> _Material for this exercise_
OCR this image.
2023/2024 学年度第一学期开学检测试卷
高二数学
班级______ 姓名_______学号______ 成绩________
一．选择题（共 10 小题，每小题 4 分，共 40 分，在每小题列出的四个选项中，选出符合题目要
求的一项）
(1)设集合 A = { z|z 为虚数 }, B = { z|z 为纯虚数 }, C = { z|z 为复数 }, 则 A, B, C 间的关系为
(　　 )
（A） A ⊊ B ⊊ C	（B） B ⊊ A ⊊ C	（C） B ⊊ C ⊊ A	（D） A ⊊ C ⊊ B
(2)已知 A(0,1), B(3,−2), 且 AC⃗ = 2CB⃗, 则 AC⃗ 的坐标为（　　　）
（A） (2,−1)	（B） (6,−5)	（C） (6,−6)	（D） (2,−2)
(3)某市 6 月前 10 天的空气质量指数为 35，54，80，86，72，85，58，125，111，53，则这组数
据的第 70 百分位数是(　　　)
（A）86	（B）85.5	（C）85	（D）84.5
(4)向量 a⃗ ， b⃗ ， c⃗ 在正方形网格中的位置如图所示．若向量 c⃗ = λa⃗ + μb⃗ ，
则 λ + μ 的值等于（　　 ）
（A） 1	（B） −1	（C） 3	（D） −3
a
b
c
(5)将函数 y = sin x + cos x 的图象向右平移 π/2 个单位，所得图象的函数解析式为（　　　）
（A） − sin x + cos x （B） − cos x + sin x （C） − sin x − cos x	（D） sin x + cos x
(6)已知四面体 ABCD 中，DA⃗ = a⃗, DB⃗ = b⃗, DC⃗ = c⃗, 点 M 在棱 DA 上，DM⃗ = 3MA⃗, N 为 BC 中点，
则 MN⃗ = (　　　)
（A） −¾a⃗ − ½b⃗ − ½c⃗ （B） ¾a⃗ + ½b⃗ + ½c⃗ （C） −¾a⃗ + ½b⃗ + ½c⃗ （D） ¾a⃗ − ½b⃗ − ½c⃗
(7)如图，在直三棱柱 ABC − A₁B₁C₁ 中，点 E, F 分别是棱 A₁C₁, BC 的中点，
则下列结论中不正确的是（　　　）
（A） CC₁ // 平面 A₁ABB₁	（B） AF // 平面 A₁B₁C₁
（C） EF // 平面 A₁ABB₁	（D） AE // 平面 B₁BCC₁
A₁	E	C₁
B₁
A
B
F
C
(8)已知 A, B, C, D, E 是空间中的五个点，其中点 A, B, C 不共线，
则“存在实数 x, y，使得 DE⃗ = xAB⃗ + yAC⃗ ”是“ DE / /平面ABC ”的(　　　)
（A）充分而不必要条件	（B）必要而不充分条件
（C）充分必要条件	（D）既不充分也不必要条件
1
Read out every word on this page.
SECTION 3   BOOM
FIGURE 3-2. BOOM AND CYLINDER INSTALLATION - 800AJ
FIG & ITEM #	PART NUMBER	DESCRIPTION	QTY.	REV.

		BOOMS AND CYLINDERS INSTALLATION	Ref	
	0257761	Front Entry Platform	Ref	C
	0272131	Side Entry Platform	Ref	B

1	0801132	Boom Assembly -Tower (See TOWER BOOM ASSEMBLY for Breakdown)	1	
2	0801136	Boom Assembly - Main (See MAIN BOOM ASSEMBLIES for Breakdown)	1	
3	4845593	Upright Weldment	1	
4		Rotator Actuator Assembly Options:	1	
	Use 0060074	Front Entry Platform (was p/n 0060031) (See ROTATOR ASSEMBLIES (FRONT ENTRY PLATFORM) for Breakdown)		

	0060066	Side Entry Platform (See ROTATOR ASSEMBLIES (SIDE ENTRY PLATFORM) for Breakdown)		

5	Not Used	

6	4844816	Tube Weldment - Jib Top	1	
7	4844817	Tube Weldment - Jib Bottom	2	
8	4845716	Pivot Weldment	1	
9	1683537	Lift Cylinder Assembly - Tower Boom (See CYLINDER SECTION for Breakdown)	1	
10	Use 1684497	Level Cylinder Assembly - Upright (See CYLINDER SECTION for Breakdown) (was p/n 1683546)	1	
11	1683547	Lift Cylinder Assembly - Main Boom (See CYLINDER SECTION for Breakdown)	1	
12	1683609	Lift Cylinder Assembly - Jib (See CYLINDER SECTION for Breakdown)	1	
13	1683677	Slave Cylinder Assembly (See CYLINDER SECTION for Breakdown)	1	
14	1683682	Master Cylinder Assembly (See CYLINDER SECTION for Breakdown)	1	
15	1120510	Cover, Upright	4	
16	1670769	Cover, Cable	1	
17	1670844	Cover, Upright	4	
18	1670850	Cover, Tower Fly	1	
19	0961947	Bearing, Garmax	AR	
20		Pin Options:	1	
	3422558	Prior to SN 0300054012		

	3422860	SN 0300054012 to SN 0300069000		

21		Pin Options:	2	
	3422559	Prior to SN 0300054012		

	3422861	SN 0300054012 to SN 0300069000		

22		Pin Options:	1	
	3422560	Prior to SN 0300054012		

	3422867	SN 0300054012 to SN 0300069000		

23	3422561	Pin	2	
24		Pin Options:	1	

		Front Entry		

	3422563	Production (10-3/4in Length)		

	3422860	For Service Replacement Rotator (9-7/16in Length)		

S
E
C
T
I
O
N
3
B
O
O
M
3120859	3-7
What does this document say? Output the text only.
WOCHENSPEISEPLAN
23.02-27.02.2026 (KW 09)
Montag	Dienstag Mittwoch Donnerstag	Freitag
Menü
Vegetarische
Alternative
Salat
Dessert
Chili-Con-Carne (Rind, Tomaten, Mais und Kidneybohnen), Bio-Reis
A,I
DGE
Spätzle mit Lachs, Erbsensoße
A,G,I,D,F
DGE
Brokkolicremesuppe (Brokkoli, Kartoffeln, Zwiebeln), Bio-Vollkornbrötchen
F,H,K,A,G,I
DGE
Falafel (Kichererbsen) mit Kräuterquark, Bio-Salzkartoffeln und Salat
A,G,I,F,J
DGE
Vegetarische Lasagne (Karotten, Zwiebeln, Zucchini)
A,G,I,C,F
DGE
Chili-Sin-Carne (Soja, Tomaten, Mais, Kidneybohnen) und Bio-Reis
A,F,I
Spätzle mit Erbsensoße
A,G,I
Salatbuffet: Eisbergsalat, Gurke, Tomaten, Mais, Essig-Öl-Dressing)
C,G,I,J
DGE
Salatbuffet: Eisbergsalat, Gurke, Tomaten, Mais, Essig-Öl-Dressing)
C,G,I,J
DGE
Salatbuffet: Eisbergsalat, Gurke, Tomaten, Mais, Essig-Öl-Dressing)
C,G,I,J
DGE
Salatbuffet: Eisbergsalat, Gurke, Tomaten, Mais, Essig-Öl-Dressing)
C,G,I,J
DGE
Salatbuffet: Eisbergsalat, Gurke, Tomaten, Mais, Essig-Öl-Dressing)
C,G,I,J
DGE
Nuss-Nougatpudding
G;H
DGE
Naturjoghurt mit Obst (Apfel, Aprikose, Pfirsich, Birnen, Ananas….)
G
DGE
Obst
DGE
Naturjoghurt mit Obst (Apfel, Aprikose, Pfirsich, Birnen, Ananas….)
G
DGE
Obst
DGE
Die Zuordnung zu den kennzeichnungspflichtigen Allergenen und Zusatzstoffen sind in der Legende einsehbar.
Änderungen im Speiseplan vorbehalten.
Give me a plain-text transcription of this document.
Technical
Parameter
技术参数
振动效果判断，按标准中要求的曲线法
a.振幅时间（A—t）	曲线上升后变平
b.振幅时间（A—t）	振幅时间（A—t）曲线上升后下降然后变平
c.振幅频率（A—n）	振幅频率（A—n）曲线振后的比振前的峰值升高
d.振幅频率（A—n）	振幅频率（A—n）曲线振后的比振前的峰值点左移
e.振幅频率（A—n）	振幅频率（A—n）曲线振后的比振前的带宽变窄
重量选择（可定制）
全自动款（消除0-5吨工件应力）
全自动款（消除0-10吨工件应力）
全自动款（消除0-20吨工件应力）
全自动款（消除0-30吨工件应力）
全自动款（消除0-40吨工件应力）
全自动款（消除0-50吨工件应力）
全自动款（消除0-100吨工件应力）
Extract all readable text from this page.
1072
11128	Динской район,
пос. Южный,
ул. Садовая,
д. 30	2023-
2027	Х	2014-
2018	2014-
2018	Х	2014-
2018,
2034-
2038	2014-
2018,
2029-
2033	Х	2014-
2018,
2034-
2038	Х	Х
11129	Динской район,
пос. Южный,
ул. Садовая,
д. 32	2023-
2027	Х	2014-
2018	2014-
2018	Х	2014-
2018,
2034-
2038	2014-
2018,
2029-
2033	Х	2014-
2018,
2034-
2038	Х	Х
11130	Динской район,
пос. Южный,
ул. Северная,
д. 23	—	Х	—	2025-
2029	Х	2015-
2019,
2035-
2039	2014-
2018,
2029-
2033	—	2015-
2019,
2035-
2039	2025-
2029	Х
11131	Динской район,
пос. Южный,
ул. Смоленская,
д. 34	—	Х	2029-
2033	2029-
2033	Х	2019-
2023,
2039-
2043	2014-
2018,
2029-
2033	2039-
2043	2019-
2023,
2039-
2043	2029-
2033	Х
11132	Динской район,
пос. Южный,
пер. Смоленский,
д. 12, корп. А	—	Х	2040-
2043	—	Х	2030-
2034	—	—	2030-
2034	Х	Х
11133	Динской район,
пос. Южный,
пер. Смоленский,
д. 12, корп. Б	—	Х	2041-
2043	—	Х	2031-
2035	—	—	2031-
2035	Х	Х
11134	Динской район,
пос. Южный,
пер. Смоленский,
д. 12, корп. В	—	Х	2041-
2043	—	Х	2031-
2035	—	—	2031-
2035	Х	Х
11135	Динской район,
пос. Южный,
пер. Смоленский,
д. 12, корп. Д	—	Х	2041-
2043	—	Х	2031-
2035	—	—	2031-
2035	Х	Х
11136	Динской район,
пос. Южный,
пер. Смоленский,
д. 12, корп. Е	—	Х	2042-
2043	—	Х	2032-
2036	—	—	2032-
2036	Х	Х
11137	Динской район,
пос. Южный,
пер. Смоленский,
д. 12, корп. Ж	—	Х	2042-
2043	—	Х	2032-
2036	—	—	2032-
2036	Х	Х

> _Set exercise_
Copy out every line from the data above that has "Platform" in it.

> _Answer to this task_
	0257761	Front Entry Platform	Ref	C
	0272131	Side Entry Platform	Ref	B
	Use 0060074	Front Entry Platform (was p/n 0060031) (See ROTATOR ASSEMBLIES (FRONT ENTRY PLATFORM) for Breakdown)		
	0060066	Side Entry Platform (See ROTATOR ASSEMBLIES (SIDE ENTRY PLATFORM) for Breakdown)		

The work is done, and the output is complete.